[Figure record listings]

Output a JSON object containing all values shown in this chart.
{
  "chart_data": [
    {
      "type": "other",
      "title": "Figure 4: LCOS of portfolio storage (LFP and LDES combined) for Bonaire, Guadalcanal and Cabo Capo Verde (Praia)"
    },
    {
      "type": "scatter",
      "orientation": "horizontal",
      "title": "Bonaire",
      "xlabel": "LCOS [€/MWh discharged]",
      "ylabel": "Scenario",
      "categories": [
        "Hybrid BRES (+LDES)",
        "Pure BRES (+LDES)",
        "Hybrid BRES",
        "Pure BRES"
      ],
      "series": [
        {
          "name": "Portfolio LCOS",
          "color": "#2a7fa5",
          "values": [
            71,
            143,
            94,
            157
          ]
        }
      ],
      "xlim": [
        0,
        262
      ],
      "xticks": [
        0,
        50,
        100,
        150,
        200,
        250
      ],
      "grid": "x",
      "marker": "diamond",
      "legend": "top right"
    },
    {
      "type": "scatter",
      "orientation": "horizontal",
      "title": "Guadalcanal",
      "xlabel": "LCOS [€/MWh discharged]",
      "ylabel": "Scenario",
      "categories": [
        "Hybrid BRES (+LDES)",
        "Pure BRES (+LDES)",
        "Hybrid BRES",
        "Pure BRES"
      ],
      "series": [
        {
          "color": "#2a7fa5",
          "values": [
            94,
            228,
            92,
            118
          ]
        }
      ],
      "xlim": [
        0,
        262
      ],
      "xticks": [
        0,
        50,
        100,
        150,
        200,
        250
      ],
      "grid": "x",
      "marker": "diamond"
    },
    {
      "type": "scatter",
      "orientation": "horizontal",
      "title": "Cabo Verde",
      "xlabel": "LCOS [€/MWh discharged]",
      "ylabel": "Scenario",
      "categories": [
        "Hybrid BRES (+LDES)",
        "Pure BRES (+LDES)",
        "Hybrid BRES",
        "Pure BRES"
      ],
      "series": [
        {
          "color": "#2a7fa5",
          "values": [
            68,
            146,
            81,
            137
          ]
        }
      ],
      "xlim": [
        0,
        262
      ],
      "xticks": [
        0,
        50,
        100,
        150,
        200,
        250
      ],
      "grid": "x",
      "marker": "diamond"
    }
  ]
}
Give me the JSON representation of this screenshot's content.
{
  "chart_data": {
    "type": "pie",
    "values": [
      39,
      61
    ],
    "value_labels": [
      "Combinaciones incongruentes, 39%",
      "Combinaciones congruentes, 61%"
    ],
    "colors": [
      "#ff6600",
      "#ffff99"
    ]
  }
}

## Exercise requirements:
Set down every record above exactly as given.

## Response:
Output a JSON object containing all values shown in this chart.
{
  "chart_data": [
    {
      "type": "other",
      "title": "Figure 4: LCOS of portfolio storage (LFP and LDES combined) for Bonaire, Guadalcanal and Cabo Capo Verde (Praia)"
    },
    {
      "type": "scatter",
      "orientation": "horizontal",
      "title": "Bonaire",
      "xlabel": "LCOS [€/MWh discharged]",
      "ylabel": "Scenario",
      "categories": [
        "Hybrid BRES (+LDES)",
        "Pure BRES (+LDES)",
        "Hybrid BRES",
        "Pure BRES"
      ],
      "series": [
        {
          "name": "Portfolio LCOS",
          "color": "#2a7fa5",
          "values": [
            71,
            143,
            94,
            157
          ]
        }
      ],
      "xlim": [
        0,
        262
      ],
      "xticks": [
        0,
        50,
        100,
        150,
        200,
        250
      ],
      "grid": "x",
      "marker": "diamond",
      "legend": "top right"
    },
    {
      "type": "scatter",
      "orientation": "horizontal",
      "title": "Guadalcanal",
      "xlabel": "LCOS [€/MWh discharged]",
      "ylabel": "Scenario",
      "categories": [
        "Hybrid BRES (+LDES)",
        "Pure BRES (+LDES)",
        "Hybrid BRES",
        "Pure BRES"
      ],
      "series": [
        {
          "color": "#2a7fa5",
          "values": [
            94,
            228,
            92,
            118
          ]
        }
      ],
      "xlim": [
        0,
        262
      ],
      "xticks": [
        0,
        50,
        100,
        150,
        200,
        250
      ],
      "grid": "x",
      "marker": "diamond"
    },
    {
      "type": "scatter",
      "orientation": "horizontal",
      "title": "Cabo Verde",
      "xlabel": "LCOS [€/MWh discharged]",
      "ylabel": "Scenario",
      "categories": [
        "Hybrid BRES (+LDES)",
        "Pure BRES (+LDES)",
        "Hybrid BRES",
        "Pure BRES"
      ],
      "series": [
        {
          "color": "#2a7fa5",
          "values": [
            68,
            146,
            81,
            137
          ]
        }
      ],
      "xlim": [
        0,
        262
      ],
      "xticks": [
        0,
        50,
        100,
        150,
        200,
        250
      ],
      "grid": "x",
      "marker": "diamond"
    }
  ]
}
Give me the JSON representation of this screenshot's content.
{
  "chart_data": {
    "type": "pie",
    "values": [
      39,
      61
    ],
    "value_labels": [
      "Combinaciones incongruentes, 39%",
      "Combinaciones congruentes, 61%"
    ],
    "colors": [
      "#ff6600",
      "#ffff99"
    ]
  }
}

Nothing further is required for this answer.